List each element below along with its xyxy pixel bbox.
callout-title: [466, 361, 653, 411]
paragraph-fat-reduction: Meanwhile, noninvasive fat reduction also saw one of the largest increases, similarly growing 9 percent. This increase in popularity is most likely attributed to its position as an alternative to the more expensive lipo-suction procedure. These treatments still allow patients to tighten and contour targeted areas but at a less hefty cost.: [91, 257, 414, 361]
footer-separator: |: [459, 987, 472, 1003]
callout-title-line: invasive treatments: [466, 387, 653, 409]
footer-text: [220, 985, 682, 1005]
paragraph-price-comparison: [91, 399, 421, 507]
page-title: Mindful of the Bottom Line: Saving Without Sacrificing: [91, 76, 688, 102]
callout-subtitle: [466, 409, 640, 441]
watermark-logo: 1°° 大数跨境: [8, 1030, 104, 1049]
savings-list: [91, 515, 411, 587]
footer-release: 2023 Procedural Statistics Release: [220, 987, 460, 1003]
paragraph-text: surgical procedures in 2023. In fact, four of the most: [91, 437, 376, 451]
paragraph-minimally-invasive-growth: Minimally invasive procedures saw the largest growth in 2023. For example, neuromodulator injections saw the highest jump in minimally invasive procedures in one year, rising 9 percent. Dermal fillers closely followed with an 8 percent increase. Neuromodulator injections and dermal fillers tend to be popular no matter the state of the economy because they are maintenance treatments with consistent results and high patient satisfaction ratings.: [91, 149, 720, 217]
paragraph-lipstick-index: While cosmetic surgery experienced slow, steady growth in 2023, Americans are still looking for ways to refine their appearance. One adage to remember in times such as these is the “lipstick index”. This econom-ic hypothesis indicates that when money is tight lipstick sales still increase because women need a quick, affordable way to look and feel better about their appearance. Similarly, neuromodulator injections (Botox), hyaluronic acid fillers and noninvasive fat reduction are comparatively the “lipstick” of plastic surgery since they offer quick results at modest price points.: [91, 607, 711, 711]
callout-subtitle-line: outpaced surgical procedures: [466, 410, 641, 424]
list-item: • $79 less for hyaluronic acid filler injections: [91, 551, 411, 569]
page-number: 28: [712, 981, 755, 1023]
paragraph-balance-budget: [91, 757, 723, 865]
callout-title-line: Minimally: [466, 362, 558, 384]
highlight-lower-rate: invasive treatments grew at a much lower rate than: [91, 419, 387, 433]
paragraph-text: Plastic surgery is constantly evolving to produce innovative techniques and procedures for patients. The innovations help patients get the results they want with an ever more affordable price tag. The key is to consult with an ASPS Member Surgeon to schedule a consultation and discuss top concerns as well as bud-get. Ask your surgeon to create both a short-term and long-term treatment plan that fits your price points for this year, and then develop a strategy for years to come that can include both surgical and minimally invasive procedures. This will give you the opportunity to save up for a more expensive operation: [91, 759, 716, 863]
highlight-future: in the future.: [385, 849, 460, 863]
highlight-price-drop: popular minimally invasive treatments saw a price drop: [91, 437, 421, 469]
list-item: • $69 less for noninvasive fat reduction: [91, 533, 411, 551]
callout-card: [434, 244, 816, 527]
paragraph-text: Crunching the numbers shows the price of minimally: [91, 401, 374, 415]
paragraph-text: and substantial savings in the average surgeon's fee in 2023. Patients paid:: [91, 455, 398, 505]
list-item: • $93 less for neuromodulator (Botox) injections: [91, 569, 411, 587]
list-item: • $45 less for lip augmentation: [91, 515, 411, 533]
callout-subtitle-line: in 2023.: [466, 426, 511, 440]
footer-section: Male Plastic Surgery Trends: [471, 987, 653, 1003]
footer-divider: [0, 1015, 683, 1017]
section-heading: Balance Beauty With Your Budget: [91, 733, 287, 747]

+--

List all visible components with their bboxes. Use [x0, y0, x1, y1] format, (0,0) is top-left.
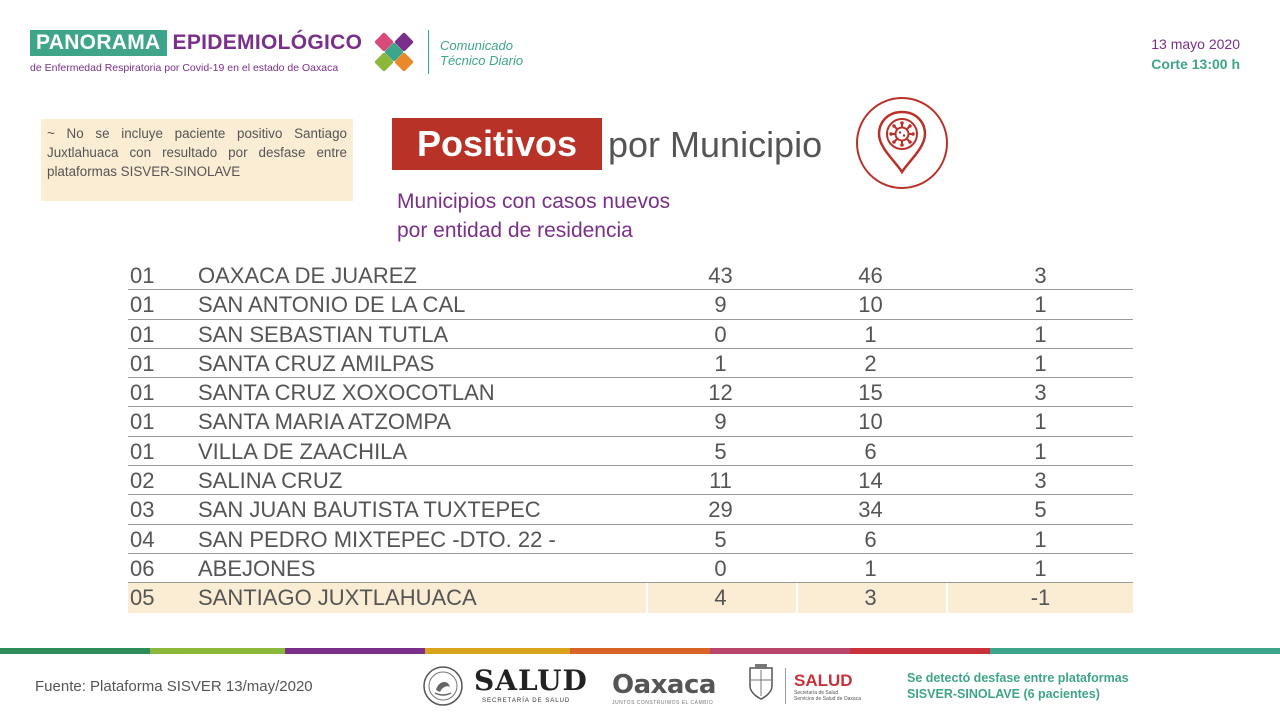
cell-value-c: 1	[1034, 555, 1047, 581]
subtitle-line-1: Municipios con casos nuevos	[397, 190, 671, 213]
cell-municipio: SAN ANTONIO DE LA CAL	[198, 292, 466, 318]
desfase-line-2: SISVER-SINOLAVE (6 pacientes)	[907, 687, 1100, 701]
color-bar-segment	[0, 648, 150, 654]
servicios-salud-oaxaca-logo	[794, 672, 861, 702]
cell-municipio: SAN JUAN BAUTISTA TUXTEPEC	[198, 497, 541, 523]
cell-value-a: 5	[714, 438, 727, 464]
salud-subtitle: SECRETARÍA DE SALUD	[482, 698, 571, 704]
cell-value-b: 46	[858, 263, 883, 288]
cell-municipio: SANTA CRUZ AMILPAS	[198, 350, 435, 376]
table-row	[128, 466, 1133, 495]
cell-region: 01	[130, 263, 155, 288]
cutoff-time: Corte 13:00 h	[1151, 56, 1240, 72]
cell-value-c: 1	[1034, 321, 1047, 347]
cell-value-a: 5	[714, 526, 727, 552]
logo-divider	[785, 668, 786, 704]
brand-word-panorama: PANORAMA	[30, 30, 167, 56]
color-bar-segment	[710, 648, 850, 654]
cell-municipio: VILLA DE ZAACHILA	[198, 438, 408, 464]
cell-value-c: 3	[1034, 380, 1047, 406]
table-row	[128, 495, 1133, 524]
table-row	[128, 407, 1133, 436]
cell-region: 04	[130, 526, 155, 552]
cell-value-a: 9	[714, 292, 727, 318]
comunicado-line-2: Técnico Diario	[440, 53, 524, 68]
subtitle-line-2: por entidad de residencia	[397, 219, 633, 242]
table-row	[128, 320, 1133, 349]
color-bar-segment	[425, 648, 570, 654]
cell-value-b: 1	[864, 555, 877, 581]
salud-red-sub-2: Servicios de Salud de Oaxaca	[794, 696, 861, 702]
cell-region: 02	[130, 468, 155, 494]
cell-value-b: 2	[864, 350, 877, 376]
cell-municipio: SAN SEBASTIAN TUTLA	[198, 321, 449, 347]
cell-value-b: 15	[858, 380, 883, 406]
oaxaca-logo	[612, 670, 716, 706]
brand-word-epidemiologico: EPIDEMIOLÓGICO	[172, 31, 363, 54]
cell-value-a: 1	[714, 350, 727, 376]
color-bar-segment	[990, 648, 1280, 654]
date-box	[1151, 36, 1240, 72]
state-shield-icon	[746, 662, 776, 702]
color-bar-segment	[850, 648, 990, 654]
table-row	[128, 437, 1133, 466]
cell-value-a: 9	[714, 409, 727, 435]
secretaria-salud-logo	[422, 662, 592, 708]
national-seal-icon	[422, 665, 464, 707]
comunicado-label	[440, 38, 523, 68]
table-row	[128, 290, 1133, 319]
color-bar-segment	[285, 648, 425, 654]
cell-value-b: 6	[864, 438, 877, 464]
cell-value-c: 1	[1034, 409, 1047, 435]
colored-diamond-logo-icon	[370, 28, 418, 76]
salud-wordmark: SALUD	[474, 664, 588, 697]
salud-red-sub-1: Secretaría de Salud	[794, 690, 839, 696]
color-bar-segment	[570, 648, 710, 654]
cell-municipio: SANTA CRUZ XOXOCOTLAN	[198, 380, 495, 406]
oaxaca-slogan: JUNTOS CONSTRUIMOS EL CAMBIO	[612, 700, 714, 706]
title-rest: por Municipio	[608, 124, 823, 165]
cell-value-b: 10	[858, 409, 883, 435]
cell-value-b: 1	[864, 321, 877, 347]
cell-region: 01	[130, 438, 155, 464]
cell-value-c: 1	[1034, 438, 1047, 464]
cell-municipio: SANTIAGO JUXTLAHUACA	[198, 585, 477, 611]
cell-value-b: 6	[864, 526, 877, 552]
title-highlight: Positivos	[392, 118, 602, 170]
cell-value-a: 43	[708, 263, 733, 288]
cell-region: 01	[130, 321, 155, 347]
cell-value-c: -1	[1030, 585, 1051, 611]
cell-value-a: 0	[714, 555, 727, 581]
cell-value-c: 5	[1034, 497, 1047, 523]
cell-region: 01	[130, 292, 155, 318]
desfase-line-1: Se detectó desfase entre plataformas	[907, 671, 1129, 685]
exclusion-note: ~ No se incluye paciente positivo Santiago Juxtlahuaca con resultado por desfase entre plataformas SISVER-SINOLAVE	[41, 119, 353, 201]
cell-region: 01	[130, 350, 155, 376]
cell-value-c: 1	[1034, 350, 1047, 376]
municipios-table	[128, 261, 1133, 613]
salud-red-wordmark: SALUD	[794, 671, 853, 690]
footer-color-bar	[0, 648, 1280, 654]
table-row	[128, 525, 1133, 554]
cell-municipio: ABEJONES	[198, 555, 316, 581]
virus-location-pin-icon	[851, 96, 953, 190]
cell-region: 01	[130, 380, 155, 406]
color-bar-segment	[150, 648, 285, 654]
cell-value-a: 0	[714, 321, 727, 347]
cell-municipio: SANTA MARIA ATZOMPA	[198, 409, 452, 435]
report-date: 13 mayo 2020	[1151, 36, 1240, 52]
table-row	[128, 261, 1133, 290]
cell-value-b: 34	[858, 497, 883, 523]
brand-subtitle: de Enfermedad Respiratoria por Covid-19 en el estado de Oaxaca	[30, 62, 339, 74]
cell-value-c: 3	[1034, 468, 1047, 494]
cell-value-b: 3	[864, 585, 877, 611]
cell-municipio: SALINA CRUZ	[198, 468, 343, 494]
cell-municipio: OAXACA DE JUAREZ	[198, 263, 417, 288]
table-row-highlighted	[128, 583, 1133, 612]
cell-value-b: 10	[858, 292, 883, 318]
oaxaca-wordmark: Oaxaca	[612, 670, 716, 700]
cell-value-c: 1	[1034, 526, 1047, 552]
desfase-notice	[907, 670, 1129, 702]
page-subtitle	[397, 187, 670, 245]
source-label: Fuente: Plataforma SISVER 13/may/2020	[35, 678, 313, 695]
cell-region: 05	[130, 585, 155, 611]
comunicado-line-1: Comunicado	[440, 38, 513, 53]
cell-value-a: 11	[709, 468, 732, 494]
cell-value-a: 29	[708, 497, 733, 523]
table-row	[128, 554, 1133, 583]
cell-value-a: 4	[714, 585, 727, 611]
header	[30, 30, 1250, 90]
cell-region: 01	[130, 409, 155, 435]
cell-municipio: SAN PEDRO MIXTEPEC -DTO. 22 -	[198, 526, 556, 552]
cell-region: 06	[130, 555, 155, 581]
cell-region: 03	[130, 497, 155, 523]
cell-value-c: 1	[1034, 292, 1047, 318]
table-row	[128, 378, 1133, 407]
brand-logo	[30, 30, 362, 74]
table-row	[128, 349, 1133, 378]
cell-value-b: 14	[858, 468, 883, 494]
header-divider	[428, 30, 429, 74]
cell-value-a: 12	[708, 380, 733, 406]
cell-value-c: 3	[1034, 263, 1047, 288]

+--

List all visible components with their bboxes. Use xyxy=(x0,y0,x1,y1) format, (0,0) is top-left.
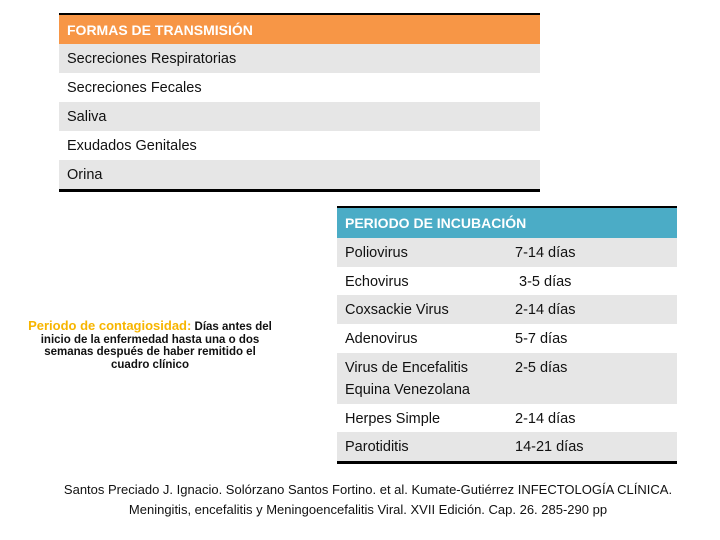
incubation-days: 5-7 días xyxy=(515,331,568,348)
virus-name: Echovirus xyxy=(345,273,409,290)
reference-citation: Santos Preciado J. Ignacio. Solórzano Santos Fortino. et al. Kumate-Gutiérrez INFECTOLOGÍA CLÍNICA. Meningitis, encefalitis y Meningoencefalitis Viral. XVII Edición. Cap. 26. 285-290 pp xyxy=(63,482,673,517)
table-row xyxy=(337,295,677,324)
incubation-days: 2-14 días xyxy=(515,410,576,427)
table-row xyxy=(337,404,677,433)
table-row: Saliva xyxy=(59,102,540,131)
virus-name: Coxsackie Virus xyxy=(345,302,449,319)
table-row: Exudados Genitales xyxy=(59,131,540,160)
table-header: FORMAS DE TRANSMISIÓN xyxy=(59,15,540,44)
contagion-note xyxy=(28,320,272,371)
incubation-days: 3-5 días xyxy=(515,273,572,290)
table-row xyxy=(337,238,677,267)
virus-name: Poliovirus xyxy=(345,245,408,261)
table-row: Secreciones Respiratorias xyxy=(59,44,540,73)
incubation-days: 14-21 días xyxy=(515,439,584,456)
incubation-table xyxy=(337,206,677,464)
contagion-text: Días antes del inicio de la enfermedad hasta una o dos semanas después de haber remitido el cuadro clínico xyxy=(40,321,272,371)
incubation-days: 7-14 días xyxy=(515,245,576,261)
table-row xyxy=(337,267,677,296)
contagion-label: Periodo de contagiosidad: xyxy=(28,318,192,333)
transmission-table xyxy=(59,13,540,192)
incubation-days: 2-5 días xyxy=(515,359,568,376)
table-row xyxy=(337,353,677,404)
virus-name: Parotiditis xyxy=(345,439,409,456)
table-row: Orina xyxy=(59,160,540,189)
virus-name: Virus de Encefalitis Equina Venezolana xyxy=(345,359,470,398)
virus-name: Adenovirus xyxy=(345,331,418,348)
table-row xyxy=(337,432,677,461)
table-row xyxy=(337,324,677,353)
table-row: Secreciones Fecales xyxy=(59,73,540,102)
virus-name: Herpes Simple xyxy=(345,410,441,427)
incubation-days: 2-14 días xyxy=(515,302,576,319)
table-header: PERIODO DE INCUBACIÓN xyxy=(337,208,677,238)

+--

PROMPT
Set out every line from the material that contains the string "header".

SOLUTION
header	[30, 30, 1250, 90]
header-divider	[428, 30, 429, 74]
table-header: FORMAS DE TRANSMISIÓN xyxy=(59,15,540,44)
table-header: PERIODO DE INCUBACIÓN xyxy=(337,208,677,238)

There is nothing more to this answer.